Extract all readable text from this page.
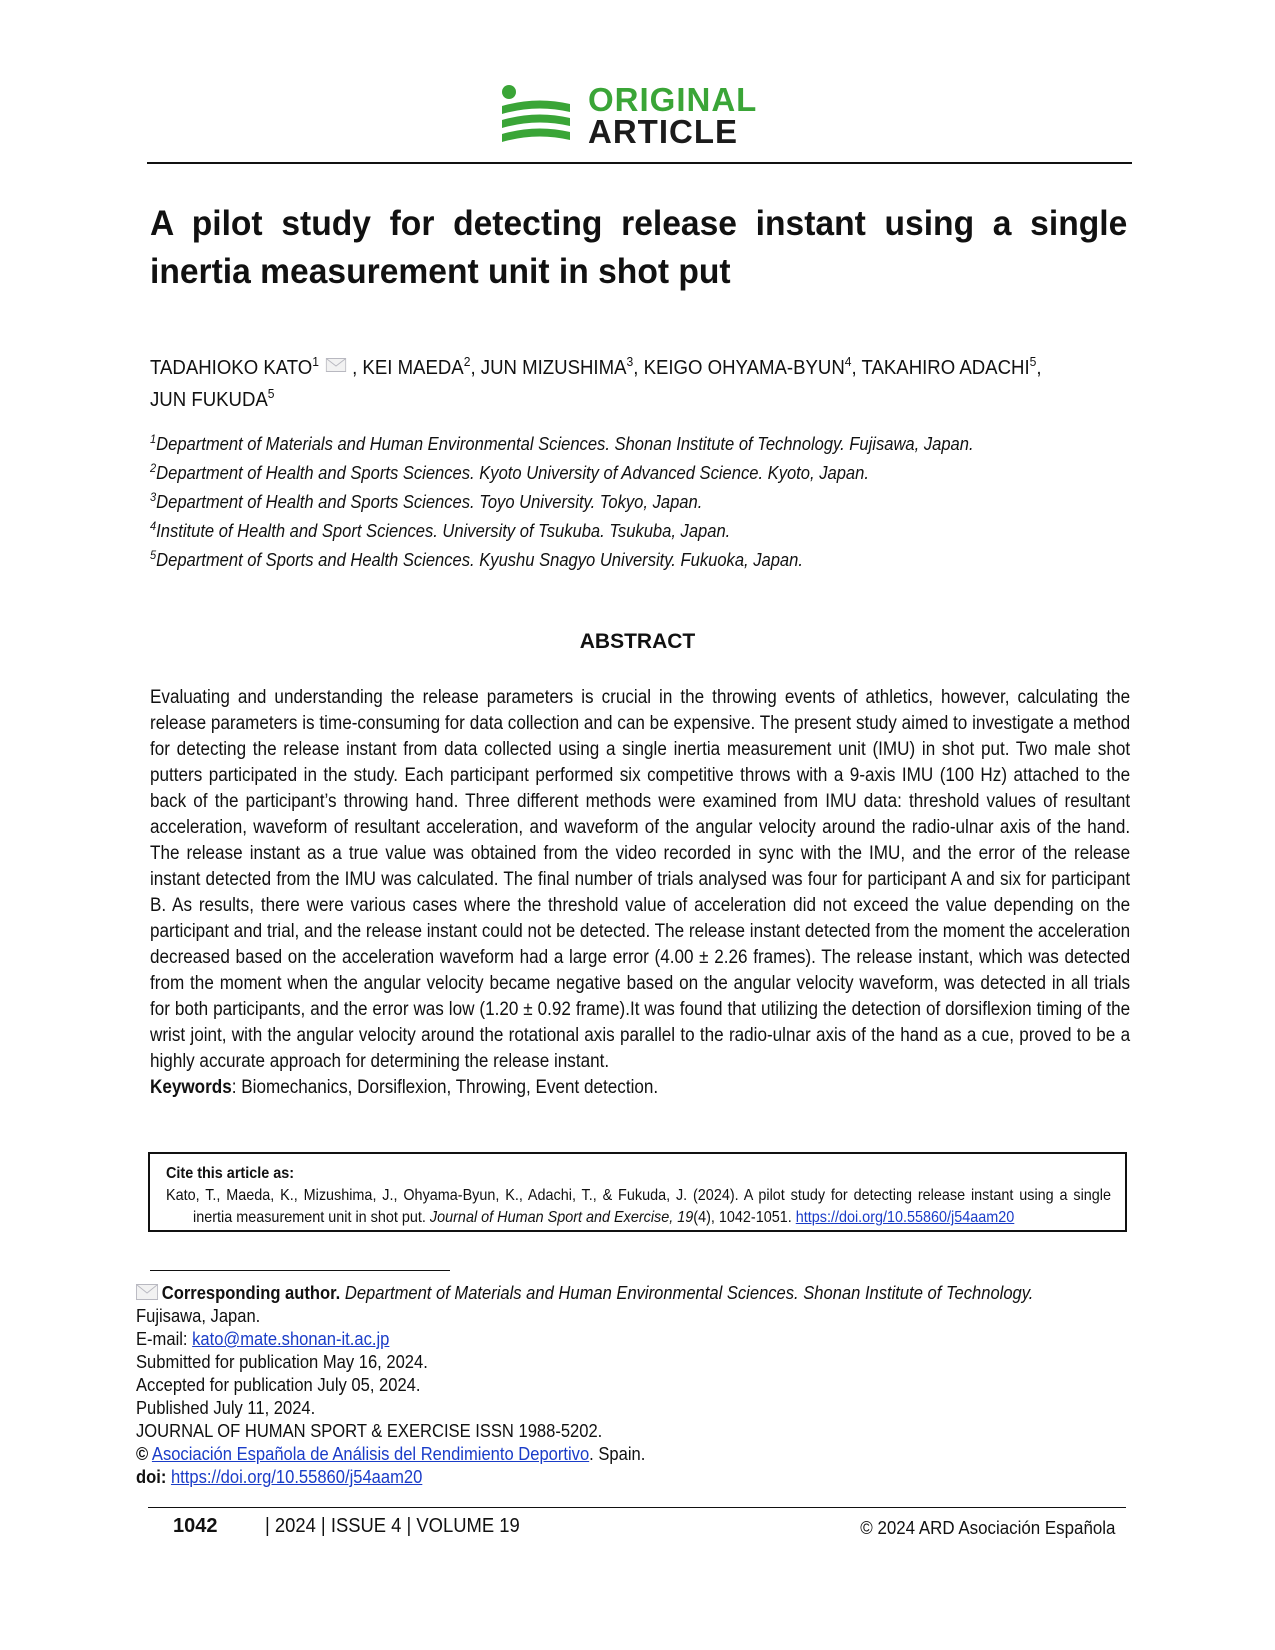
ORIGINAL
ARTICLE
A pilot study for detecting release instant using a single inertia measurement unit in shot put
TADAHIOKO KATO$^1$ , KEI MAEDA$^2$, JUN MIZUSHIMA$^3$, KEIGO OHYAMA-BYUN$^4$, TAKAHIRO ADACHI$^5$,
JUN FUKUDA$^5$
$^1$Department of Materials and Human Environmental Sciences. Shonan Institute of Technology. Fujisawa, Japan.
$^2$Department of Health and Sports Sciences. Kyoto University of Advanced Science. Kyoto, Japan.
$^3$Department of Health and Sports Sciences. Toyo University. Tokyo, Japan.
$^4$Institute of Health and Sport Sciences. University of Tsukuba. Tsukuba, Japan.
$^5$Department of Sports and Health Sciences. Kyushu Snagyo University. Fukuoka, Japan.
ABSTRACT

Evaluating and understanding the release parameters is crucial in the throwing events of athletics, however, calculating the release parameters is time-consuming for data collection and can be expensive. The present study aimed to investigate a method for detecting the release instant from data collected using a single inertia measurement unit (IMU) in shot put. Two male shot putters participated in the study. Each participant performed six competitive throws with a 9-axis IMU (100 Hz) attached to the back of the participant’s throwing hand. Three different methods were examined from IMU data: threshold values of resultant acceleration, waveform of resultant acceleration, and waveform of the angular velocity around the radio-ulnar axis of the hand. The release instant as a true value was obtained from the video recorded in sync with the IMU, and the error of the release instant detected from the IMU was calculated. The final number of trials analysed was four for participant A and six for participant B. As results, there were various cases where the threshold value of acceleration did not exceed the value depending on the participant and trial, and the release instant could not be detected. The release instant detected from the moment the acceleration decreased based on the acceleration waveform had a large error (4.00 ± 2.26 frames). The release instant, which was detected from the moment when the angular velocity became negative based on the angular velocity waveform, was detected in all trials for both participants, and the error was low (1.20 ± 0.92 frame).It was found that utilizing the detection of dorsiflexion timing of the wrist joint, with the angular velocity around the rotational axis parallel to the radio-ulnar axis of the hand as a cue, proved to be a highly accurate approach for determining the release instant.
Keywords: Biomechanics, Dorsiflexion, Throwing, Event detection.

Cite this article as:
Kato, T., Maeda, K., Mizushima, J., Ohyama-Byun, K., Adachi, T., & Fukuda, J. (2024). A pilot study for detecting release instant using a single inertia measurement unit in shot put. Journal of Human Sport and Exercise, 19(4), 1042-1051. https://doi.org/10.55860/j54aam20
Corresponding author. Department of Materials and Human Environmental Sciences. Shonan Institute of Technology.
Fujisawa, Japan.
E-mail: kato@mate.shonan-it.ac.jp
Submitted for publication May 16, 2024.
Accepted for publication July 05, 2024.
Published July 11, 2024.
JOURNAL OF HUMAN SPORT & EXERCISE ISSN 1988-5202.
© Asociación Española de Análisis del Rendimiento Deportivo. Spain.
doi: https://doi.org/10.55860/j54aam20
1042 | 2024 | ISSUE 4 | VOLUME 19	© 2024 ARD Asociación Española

--------------------------------

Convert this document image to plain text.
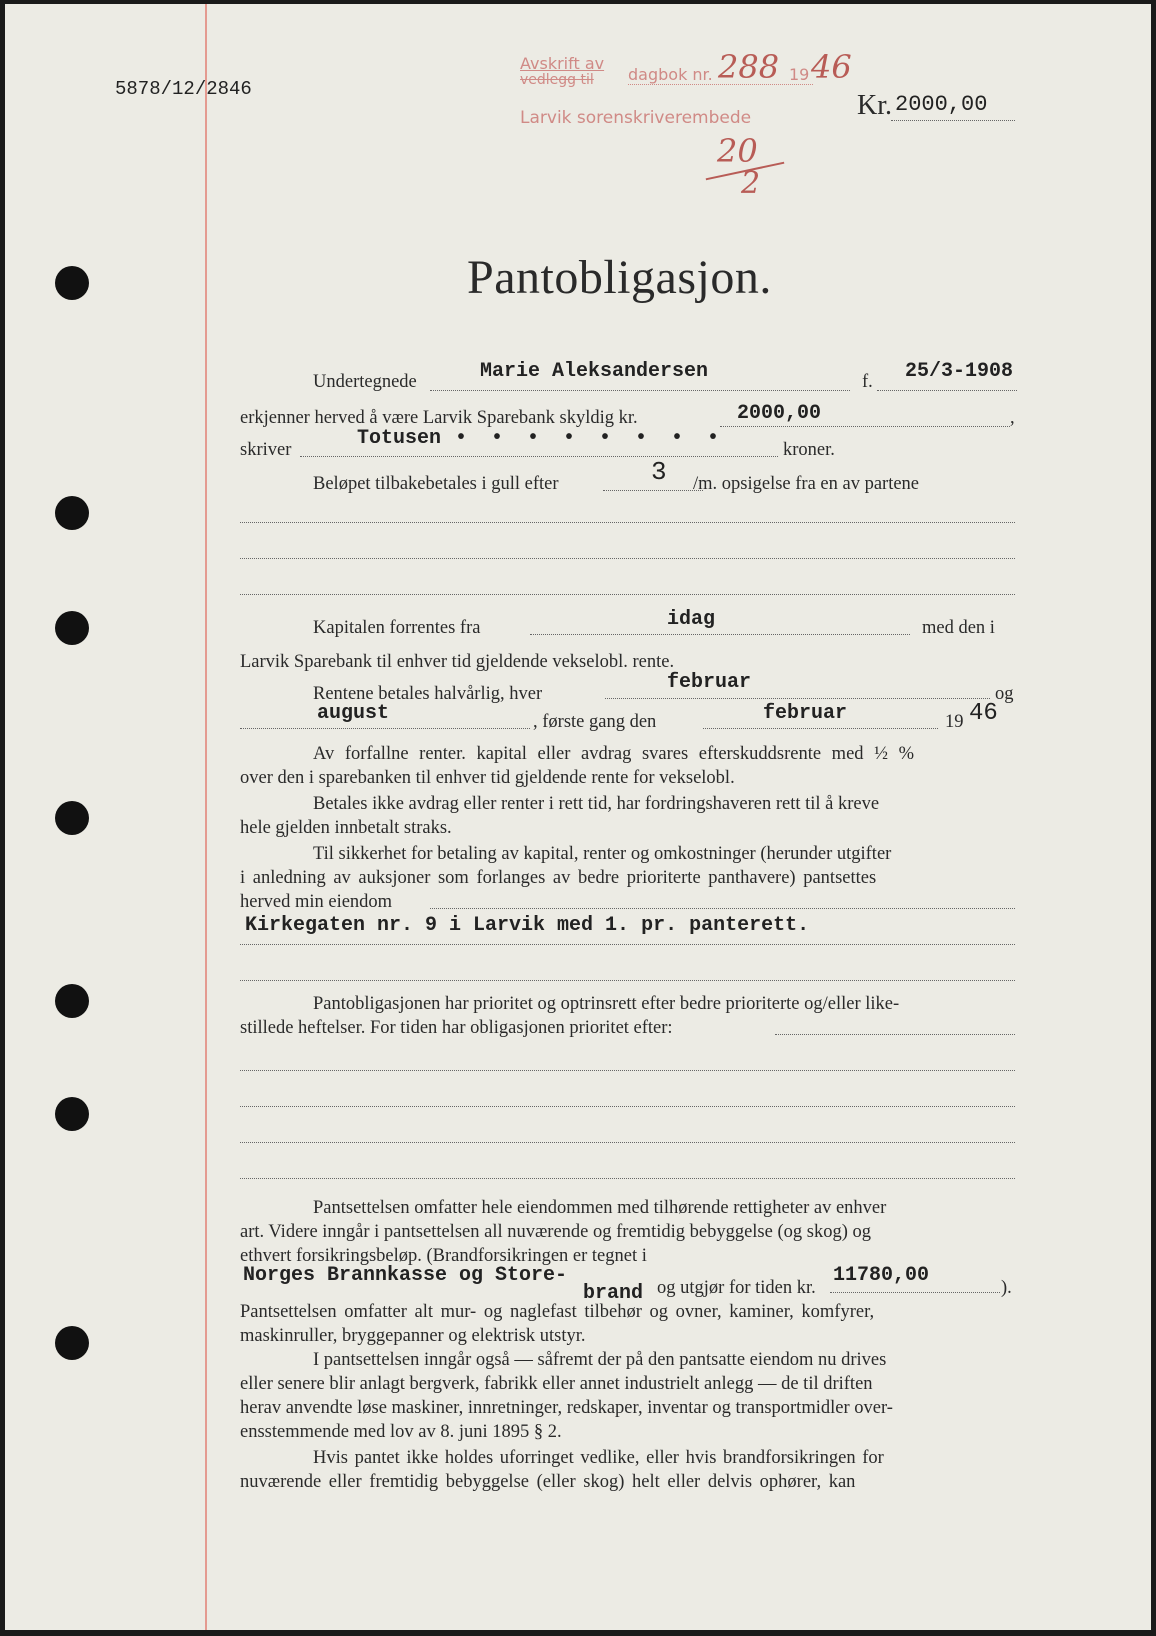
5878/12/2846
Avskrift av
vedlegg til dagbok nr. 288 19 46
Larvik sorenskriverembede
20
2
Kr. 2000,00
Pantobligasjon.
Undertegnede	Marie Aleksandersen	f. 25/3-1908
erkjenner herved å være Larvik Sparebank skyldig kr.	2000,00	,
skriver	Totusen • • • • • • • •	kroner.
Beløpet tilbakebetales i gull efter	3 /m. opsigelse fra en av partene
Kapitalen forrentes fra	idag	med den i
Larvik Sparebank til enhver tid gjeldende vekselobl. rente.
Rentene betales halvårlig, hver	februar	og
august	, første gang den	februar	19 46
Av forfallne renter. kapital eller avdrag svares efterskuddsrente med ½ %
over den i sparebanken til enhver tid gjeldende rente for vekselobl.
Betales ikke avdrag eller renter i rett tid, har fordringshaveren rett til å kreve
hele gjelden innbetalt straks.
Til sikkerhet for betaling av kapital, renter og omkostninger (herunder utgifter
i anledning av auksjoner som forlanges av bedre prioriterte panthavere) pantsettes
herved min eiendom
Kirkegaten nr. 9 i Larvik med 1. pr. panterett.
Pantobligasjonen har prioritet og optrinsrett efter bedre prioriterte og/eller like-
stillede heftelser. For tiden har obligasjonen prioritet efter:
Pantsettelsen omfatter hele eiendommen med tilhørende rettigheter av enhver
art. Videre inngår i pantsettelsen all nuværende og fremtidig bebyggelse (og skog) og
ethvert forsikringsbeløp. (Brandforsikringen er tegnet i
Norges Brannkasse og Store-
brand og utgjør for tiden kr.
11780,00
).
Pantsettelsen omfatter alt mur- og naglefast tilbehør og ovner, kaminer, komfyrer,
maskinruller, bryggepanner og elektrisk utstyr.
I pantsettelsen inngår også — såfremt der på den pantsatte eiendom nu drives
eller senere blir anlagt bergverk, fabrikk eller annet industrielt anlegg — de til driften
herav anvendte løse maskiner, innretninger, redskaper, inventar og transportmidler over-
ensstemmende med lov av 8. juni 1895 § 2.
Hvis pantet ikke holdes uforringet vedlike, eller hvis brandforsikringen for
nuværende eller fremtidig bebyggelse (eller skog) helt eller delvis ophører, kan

--------------------------------

### What to do
Where a line holds the string "tiden", copy that line.

### Full answer
stillede heftelser. For tiden har obligasjonen prioritet efter:
brand og utgjør for tiden kr.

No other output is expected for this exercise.